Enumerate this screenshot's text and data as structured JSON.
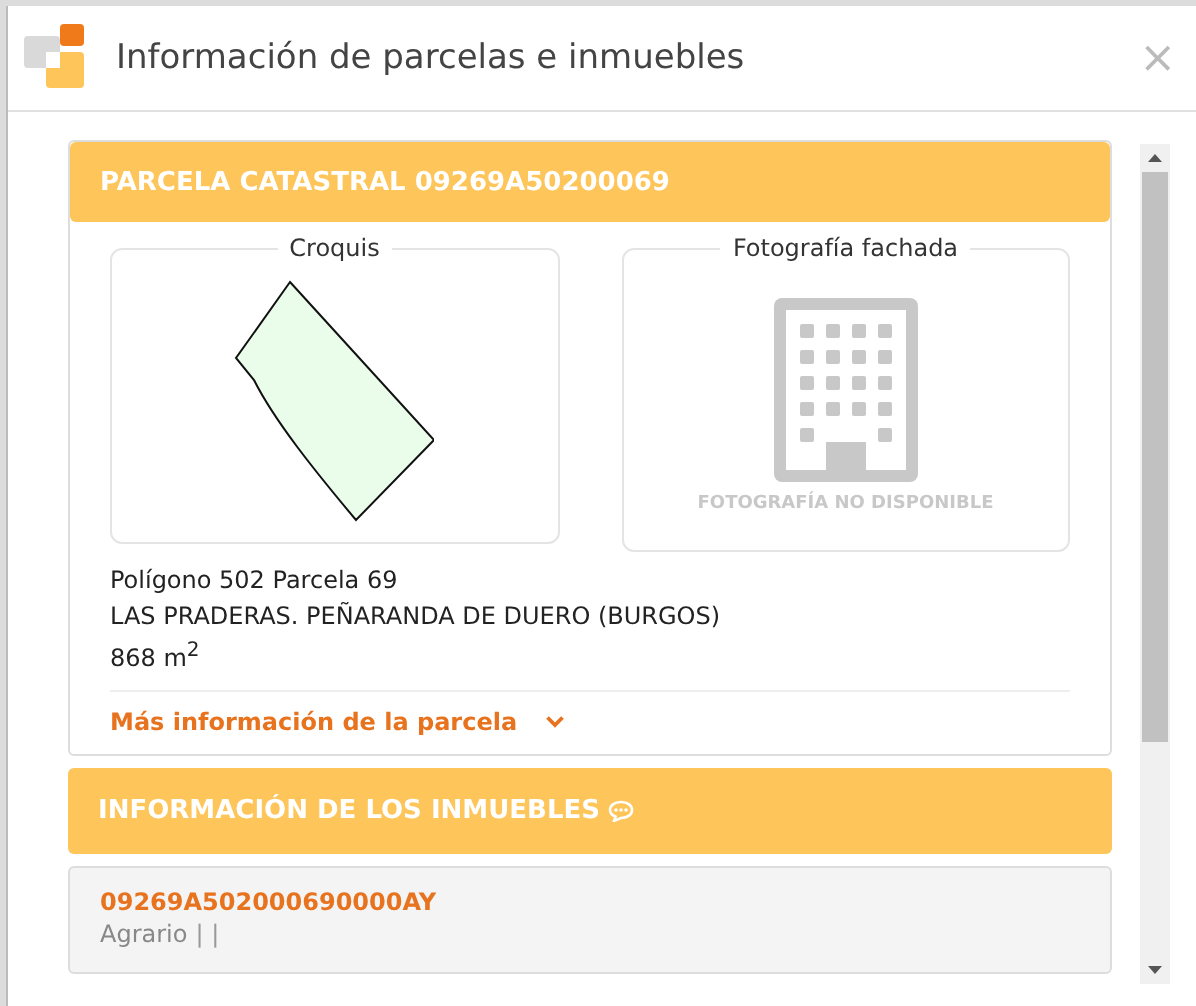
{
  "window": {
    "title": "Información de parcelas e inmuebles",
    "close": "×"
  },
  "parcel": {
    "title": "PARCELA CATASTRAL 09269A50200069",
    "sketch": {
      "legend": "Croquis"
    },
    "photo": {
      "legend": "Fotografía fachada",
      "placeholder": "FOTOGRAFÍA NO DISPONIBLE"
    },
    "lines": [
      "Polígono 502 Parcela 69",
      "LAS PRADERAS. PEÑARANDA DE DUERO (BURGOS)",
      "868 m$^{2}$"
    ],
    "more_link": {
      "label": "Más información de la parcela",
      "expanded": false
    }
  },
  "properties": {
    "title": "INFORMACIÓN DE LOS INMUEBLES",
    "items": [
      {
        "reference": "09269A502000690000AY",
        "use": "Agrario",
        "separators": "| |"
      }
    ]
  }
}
----------------
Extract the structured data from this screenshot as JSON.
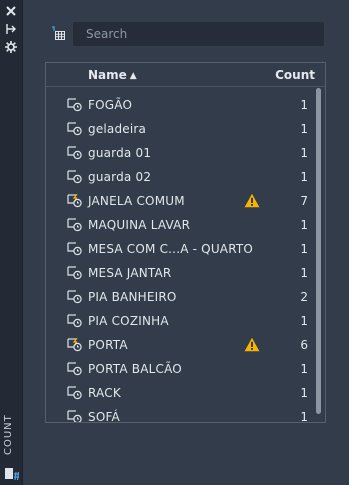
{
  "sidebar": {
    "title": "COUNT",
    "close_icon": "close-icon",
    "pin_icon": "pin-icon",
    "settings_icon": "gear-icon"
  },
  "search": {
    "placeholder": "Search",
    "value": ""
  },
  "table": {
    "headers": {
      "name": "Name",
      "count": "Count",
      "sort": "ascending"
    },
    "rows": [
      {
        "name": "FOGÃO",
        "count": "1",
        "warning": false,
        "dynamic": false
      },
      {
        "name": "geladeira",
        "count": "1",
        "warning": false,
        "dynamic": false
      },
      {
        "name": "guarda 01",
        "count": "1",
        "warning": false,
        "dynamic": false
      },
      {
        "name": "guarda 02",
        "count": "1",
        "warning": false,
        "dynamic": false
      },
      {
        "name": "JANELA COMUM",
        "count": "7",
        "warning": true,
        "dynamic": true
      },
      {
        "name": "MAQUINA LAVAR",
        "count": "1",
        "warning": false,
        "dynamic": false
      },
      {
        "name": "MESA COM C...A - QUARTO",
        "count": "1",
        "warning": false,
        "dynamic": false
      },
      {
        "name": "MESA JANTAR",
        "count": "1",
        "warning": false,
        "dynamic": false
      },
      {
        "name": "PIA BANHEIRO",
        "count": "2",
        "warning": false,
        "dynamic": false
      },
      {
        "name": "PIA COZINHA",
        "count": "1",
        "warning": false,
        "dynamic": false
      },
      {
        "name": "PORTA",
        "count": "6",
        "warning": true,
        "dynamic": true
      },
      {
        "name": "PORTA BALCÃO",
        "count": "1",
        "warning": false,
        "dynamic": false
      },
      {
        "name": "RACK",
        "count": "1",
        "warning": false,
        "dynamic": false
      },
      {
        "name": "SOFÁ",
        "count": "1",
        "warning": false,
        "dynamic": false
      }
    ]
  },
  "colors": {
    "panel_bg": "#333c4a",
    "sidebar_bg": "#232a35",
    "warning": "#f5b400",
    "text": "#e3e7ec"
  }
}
----------------
## TO DO
List every line above that holds the word "JSON".

## EXERCISE RESPONSE
Enumerate this screenshot's text and data as structured JSON.
Extract the structured data from this screenshot as JSON.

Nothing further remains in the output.